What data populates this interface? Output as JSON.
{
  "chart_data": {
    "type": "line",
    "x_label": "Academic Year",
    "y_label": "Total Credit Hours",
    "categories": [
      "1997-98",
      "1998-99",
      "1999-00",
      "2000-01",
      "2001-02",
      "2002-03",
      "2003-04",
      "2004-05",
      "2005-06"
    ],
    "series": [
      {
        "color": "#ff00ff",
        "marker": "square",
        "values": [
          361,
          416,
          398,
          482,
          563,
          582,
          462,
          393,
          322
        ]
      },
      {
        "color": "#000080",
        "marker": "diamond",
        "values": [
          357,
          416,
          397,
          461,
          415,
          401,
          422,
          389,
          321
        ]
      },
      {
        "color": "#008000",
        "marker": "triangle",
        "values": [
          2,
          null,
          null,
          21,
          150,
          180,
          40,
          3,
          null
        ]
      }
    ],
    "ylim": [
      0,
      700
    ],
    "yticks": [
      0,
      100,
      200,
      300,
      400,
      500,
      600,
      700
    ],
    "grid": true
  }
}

-.-.-

• _PROBLEM REQUIREMENTS_
Each line of the listing should be echoed back exactly.

• _OUTPUT BELOW_
What data populates this interface? Output as JSON.
{
  "chart_data": {
    "type": "line",
    "x_label": "Academic Year",
    "y_label": "Total Credit Hours",
    "categories": [
      "1997-98",
      "1998-99",
      "1999-00",
      "2000-01",
      "2001-02",
      "2002-03",
      "2003-04",
      "2004-05",
      "2005-06"
    ],
    "series": [
      {
        "color": "#ff00ff",
        "marker": "square",
        "values": [
          361,
          416,
          398,
          482,
          563,
          582,
          462,
          393,
          322
        ]
      },
      {
        "color": "#000080",
        "marker": "diamond",
        "values": [
          357,
          416,
          397,
          461,
          415,
          401,
          422,
          389,
          321
        ]
      },
      {
        "color": "#008000",
        "marker": "triangle",
        "values": [
          2,
          null,
          null,
          21,
          150,
          180,
          40,
          3,
          null
        ]
      }
    ],
    "ylim": [
      0,
      700
    ],
    "yticks": [
      0,
      100,
      200,
      300,
      400,
      500,
      600,
      700
    ],
    "grid": true
  }
}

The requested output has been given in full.